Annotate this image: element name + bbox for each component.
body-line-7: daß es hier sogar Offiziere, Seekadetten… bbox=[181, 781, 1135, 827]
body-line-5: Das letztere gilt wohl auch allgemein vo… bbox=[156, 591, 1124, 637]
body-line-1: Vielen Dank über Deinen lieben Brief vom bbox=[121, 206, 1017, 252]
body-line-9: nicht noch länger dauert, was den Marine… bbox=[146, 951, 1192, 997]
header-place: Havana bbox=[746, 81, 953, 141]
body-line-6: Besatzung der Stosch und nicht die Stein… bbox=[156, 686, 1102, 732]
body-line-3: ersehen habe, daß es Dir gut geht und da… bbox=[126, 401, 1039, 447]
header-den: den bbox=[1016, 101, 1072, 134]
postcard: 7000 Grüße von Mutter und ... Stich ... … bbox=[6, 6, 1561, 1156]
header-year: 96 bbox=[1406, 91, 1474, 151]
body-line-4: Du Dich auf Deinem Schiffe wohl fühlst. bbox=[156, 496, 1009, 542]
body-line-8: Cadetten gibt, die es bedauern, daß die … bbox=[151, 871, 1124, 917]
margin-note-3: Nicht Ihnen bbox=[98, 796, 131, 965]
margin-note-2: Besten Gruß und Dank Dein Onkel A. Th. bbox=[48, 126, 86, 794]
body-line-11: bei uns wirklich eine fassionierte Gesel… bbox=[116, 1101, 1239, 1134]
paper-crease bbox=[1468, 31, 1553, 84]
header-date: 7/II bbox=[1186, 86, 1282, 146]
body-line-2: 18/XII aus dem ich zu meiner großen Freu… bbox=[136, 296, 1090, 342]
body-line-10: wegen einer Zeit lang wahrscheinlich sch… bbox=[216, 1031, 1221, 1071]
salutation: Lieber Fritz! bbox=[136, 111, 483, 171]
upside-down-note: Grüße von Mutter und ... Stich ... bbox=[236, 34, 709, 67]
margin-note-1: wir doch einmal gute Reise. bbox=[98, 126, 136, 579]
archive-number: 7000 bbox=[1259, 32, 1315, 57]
• • • • •
Short problem:
Can you edit the entries above by replacing every "margin-note" with "side-note" and leaving everything else unchanged?

Right answer:
Annotate this image: element name + bbox for each component.
body-line-7: daß es hier sogar Offiziere, Seekadetten… bbox=[181, 781, 1135, 827]
body-line-5: Das letztere gilt wohl auch allgemein vo… bbox=[156, 591, 1124, 637]
body-line-1: Vielen Dank über Deinen lieben Brief vom bbox=[121, 206, 1017, 252]
body-line-9: nicht noch länger dauert, was den Marine… bbox=[146, 951, 1192, 997]
header-place: Havana bbox=[746, 81, 953, 141]
body-line-6: Besatzung der Stosch und nicht die Stein… bbox=[156, 686, 1102, 732]
body-line-3: ersehen habe, daß es Dir gut geht und da… bbox=[126, 401, 1039, 447]
header-den: den bbox=[1016, 101, 1072, 134]
postcard: 7000 Grüße von Mutter und ... Stich ... … bbox=[6, 6, 1561, 1156]
header-year: 96 bbox=[1406, 91, 1474, 151]
body-line-4: Du Dich auf Deinem Schiffe wohl fühlst. bbox=[156, 496, 1009, 542]
body-line-8: Cadetten gibt, die es bedauern, daß die … bbox=[151, 871, 1124, 917]
side-note-3: Nicht Ihnen bbox=[98, 796, 131, 965]
side-note-2: Besten Gruß und Dank Dein Onkel A. Th. bbox=[48, 126, 86, 794]
body-line-11: bei uns wirklich eine fassionierte Gesel… bbox=[116, 1101, 1239, 1134]
paper-crease bbox=[1468, 31, 1553, 84]
header-date: 7/II bbox=[1186, 86, 1282, 146]
body-line-2: 18/XII aus dem ich zu meiner großen Freu… bbox=[136, 296, 1090, 342]
body-line-10: wegen einer Zeit lang wahrscheinlich sch… bbox=[216, 1031, 1221, 1071]
salutation: Lieber Fritz! bbox=[136, 111, 483, 171]
upside-down-note: Grüße von Mutter und ... Stich ... bbox=[236, 34, 709, 67]
side-note-1: wir doch einmal gute Reise. bbox=[98, 126, 136, 579]
archive-number: 7000 bbox=[1259, 32, 1315, 57]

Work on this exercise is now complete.